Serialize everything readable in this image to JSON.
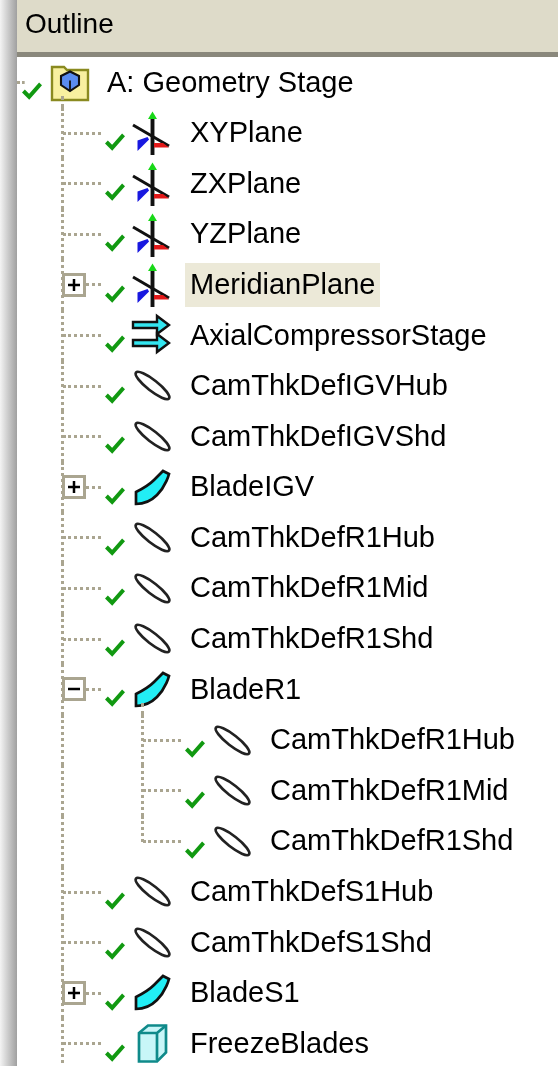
{
  "panel": {
    "title": "Outline"
  },
  "tree": [
    {
      "label": "A: Geometry Stage",
      "kind": "folder",
      "checked": true,
      "selected": false,
      "children": [
        {
          "label": "XYPlane",
          "kind": "plane",
          "checked": true,
          "selected": false
        },
        {
          "label": "ZXPlane",
          "kind": "plane",
          "checked": true,
          "selected": false
        },
        {
          "label": "YZPlane",
          "kind": "plane",
          "checked": true,
          "selected": false
        },
        {
          "label": "MeridianPlane",
          "kind": "plane",
          "checked": true,
          "selected": true,
          "expanded": false
        },
        {
          "label": "AxialCompressorStage",
          "kind": "stage",
          "checked": true,
          "selected": false
        },
        {
          "label": "CamThkDefIGVHub",
          "kind": "profile",
          "checked": true,
          "selected": false
        },
        {
          "label": "CamThkDefIGVShd",
          "kind": "profile",
          "checked": true,
          "selected": false
        },
        {
          "label": "BladeIGV",
          "kind": "blade",
          "checked": true,
          "selected": false,
          "expanded": false
        },
        {
          "label": "CamThkDefR1Hub",
          "kind": "profile",
          "checked": true,
          "selected": false
        },
        {
          "label": "CamThkDefR1Mid",
          "kind": "profile",
          "checked": true,
          "selected": false
        },
        {
          "label": "CamThkDefR1Shd",
          "kind": "profile",
          "checked": true,
          "selected": false
        },
        {
          "label": "BladeR1",
          "kind": "blade",
          "checked": true,
          "selected": false,
          "expanded": true,
          "children": [
            {
              "label": "CamThkDefR1Hub",
              "kind": "profile",
              "checked": true,
              "selected": false
            },
            {
              "label": "CamThkDefR1Mid",
              "kind": "profile",
              "checked": true,
              "selected": false
            },
            {
              "label": "CamThkDefR1Shd",
              "kind": "profile",
              "checked": true,
              "selected": false
            }
          ]
        },
        {
          "label": "CamThkDefS1Hub",
          "kind": "profile",
          "checked": true,
          "selected": false
        },
        {
          "label": "CamThkDefS1Shd",
          "kind": "profile",
          "checked": true,
          "selected": false
        },
        {
          "label": "BladeS1",
          "kind": "blade",
          "checked": true,
          "selected": false,
          "expanded": false
        },
        {
          "label": "FreezeBlades",
          "kind": "freeze",
          "checked": true,
          "selected": false
        }
      ]
    }
  ]
}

------------------------------------------------------------

§ **What you need to do**: Please write out all the data again word for word, but not the pictures.

§ **Task output**:
Serialize everything readable in this image to JSON.
{
  "panel": {
    "title": "Outline"
  },
  "tree": [
    {
      "label": "A: Geometry Stage",
      "kind": "folder",
      "checked": true,
      "selected": false,
      "children": [
        {
          "label": "XYPlane",
          "kind": "plane",
          "checked": true,
          "selected": false
        },
        {
          "label": "ZXPlane",
          "kind": "plane",
          "checked": true,
          "selected": false
        },
        {
          "label": "YZPlane",
          "kind": "plane",
          "checked": true,
          "selected": false
        },
        {
          "label": "MeridianPlane",
          "kind": "plane",
          "checked": true,
          "selected": true,
          "expanded": false
        },
        {
          "label": "AxialCompressorStage",
          "kind": "stage",
          "checked": true,
          "selected": false
        },
        {
          "label": "CamThkDefIGVHub",
          "kind": "profile",
          "checked": true,
          "selected": false
        },
        {
          "label": "CamThkDefIGVShd",
          "kind": "profile",
          "checked": true,
          "selected": false
        },
        {
          "label": "BladeIGV",
          "kind": "blade",
          "checked": true,
          "selected": false,
          "expanded": false
        },
        {
          "label": "CamThkDefR1Hub",
          "kind": "profile",
          "checked": true,
          "selected": false
        },
        {
          "label": "CamThkDefR1Mid",
          "kind": "profile",
          "checked": true,
          "selected": false
        },
        {
          "label": "CamThkDefR1Shd",
          "kind": "profile",
          "checked": true,
          "selected": false
        },
        {
          "label": "BladeR1",
          "kind": "blade",
          "checked": true,
          "selected": false,
          "expanded": true,
          "children": [
            {
              "label": "CamThkDefR1Hub",
              "kind": "profile",
              "checked": true,
              "selected": false
            },
            {
              "label": "CamThkDefR1Mid",
              "kind": "profile",
              "checked": true,
              "selected": false
            },
            {
              "label": "CamThkDefR1Shd",
              "kind": "profile",
              "checked": true,
              "selected": false
            }
          ]
        },
        {
          "label": "CamThkDefS1Hub",
          "kind": "profile",
          "checked": true,
          "selected": false
        },
        {
          "label": "CamThkDefS1Shd",
          "kind": "profile",
          "checked": true,
          "selected": false
        },
        {
          "label": "BladeS1",
          "kind": "blade",
          "checked": true,
          "selected": false,
          "expanded": false
        },
        {
          "label": "FreezeBlades",
          "kind": "freeze",
          "checked": true,
          "selected": false
        }
      ]
    }
  ]
}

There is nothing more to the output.